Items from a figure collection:

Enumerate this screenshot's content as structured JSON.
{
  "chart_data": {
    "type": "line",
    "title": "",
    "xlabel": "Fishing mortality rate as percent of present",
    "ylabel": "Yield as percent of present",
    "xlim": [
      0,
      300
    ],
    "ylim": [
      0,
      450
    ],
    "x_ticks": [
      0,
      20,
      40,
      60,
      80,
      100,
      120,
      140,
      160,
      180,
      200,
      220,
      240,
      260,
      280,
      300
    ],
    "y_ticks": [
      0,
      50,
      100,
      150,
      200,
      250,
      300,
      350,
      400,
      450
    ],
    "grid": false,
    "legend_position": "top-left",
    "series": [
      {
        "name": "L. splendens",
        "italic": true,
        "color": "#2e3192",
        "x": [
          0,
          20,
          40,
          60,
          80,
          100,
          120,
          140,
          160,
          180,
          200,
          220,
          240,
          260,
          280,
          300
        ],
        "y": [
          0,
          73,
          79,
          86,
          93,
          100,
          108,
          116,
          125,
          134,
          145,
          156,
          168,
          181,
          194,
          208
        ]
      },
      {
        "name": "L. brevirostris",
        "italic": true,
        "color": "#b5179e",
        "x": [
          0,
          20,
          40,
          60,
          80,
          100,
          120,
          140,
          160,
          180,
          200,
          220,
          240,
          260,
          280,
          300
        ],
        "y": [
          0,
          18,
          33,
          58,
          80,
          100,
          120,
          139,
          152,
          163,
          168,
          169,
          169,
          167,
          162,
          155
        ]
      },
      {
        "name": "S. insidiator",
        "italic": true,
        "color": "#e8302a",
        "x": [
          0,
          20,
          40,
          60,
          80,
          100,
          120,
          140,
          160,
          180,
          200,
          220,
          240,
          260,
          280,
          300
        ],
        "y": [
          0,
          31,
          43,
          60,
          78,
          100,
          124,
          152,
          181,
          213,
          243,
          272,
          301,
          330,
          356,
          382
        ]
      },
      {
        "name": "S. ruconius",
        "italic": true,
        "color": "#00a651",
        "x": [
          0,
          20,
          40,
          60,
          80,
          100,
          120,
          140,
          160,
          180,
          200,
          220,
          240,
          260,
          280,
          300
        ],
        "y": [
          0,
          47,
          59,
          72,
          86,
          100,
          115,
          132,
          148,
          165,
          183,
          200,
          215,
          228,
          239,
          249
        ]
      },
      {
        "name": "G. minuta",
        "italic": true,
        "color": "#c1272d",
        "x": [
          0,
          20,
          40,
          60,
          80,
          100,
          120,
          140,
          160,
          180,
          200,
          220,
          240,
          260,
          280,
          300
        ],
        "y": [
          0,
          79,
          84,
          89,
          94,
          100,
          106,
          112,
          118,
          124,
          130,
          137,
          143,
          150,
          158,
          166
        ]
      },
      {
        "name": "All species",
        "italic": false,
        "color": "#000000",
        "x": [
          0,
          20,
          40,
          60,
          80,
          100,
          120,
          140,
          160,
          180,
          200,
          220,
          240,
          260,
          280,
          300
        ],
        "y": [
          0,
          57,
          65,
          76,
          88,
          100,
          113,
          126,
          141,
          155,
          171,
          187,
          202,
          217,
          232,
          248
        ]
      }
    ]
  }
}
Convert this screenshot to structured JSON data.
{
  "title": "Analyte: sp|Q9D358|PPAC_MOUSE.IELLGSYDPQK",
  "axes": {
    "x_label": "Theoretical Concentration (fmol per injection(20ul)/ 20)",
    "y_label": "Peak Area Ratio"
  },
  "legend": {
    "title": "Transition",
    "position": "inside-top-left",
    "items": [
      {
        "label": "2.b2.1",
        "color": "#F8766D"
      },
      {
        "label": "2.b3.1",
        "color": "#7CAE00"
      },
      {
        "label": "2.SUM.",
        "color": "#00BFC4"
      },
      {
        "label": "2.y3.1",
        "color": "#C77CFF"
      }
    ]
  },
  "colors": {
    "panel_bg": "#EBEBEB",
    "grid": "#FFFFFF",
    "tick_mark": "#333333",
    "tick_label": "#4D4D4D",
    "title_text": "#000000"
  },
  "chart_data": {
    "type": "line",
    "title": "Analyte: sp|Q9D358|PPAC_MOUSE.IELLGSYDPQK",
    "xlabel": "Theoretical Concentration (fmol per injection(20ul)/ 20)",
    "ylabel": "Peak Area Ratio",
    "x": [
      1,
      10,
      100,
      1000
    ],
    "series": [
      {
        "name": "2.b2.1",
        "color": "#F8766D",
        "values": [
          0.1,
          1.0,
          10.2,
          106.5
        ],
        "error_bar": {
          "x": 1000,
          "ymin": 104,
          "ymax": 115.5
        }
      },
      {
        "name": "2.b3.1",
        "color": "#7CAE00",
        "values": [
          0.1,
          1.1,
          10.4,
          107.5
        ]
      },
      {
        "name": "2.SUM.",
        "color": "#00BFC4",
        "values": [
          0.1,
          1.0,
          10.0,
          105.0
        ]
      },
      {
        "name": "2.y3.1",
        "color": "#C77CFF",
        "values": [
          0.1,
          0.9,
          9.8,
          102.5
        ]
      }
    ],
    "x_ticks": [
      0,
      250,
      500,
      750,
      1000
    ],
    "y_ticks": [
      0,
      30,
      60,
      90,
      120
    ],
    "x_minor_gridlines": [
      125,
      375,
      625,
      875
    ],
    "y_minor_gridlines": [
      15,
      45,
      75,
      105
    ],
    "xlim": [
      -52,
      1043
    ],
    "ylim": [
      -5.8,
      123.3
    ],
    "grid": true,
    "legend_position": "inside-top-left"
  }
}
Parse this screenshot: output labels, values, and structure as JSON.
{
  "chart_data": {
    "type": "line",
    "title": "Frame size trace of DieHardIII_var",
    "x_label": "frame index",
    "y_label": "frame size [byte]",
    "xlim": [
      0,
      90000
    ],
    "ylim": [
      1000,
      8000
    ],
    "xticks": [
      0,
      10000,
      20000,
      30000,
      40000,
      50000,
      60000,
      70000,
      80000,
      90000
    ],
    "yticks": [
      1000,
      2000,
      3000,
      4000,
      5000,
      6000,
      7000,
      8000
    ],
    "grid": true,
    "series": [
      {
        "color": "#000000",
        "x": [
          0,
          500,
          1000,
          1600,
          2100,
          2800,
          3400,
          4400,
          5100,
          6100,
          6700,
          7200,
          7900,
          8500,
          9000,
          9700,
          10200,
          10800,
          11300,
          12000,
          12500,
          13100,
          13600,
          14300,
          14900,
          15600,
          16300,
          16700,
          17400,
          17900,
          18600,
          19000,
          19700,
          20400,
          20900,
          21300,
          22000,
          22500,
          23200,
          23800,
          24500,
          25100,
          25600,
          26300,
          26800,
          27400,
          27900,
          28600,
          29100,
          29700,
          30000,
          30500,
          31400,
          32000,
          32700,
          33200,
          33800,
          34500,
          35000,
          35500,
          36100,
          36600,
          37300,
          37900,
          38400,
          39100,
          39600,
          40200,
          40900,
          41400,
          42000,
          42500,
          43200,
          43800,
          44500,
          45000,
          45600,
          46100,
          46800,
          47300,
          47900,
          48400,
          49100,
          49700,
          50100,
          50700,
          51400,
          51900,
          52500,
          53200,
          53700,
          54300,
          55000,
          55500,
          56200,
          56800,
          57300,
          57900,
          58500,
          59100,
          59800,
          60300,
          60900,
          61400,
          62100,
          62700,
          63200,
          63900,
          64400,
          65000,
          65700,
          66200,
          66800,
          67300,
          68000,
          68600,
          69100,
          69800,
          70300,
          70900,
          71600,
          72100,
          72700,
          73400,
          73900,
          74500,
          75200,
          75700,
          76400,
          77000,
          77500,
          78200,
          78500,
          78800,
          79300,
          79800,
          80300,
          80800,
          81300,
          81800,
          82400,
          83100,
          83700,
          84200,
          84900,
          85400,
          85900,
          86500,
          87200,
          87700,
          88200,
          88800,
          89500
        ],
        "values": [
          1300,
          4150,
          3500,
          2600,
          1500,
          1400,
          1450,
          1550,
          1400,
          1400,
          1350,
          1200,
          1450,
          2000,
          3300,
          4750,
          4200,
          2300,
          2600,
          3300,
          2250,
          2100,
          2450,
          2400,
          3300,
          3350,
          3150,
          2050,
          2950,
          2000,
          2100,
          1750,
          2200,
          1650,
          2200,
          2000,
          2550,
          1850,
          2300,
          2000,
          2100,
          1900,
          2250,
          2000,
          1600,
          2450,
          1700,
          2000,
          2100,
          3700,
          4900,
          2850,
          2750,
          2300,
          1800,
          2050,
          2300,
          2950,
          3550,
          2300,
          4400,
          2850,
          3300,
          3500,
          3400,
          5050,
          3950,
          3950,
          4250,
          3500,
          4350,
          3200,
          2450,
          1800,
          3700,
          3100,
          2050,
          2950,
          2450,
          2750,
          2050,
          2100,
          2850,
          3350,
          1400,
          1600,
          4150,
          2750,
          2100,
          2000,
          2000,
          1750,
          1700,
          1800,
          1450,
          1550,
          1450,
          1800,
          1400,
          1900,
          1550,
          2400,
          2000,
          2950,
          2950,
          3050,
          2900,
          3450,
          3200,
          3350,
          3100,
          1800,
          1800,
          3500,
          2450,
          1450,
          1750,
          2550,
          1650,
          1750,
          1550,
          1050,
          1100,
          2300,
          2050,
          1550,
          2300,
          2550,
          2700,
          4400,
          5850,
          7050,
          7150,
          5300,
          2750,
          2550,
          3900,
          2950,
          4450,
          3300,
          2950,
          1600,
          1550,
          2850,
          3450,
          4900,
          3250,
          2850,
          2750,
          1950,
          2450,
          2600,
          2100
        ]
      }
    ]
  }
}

§ WRITTEN TASK: Copy each line of the listing that includes "inside".

§ ANSWER TO THIS PROBLEM:
    "position": "inside-top-left",
    "legend_position": "inside-top-left"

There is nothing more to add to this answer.